Data excerpts —
::::::::::

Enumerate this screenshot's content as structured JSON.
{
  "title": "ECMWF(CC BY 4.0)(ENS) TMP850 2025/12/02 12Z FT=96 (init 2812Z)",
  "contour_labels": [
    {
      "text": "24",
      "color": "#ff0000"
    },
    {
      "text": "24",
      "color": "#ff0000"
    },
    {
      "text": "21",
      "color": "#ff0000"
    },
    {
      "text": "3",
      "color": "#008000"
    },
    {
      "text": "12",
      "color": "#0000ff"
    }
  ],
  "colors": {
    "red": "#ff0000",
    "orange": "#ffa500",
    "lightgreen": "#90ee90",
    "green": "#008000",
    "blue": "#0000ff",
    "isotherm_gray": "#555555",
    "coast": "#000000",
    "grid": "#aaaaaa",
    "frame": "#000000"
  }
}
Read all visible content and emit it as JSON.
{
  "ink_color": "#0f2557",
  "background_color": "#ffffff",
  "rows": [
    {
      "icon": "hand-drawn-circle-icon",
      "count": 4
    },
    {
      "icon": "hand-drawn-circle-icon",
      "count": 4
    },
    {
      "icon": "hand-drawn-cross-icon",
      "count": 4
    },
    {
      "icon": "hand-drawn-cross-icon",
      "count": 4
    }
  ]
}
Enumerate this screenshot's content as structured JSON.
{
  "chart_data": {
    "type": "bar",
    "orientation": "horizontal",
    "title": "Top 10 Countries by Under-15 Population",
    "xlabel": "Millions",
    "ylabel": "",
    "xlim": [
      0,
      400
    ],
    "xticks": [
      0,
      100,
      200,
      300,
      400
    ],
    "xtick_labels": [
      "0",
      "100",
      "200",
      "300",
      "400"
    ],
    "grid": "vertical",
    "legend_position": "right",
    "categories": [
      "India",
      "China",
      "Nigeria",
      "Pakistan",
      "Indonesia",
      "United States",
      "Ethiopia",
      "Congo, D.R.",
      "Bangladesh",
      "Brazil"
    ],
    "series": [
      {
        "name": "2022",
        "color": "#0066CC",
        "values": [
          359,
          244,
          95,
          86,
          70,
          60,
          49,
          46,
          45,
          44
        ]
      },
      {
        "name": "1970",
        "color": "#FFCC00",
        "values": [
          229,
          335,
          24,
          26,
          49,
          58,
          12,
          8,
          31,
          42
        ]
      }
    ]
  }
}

::::::::::

Directions —
Retype the whole listing, matching it exactly.

Response to this task —
Enumerate this screenshot's content as structured JSON.
{
  "title": "ECMWF(CC BY 4.0)(ENS) TMP850 2025/12/02 12Z FT=96 (init 2812Z)",
  "contour_labels": [
    {
      "text": "24",
      "color": "#ff0000"
    },
    {
      "text": "24",
      "color": "#ff0000"
    },
    {
      "text": "21",
      "color": "#ff0000"
    },
    {
      "text": "3",
      "color": "#008000"
    },
    {
      "text": "12",
      "color": "#0000ff"
    }
  ],
  "colors": {
    "red": "#ff0000",
    "orange": "#ffa500",
    "lightgreen": "#90ee90",
    "green": "#008000",
    "blue": "#0000ff",
    "isotherm_gray": "#555555",
    "coast": "#000000",
    "grid": "#aaaaaa",
    "frame": "#000000"
  }
}
Read all visible content and emit it as JSON.
{
  "ink_color": "#0f2557",
  "background_color": "#ffffff",
  "rows": [
    {
      "icon": "hand-drawn-circle-icon",
      "count": 4
    },
    {
      "icon": "hand-drawn-circle-icon",
      "count": 4
    },
    {
      "icon": "hand-drawn-cross-icon",
      "count": 4
    },
    {
      "icon": "hand-drawn-cross-icon",
      "count": 4
    }
  ]
}
Enumerate this screenshot's content as structured JSON.
{
  "chart_data": {
    "type": "bar",
    "orientation": "horizontal",
    "title": "Top 10 Countries by Under-15 Population",
    "xlabel": "Millions",
    "ylabel": "",
    "xlim": [
      0,
      400
    ],
    "xticks": [
      0,
      100,
      200,
      300,
      400
    ],
    "xtick_labels": [
      "0",
      "100",
      "200",
      "300",
      "400"
    ],
    "grid": "vertical",
    "legend_position": "right",
    "categories": [
      "India",
      "China",
      "Nigeria",
      "Pakistan",
      "Indonesia",
      "United States",
      "Ethiopia",
      "Congo, D.R.",
      "Bangladesh",
      "Brazil"
    ],
    "series": [
      {
        "name": "2022",
        "color": "#0066CC",
        "values": [
          359,
          244,
          95,
          86,
          70,
          60,
          49,
          46,
          45,
          44
        ]
      },
      {
        "name": "1970",
        "color": "#FFCC00",
        "values": [
          229,
          335,
          24,
          26,
          49,
          58,
          12,
          8,
          31,
          42
        ]
      }
    ]
  }
}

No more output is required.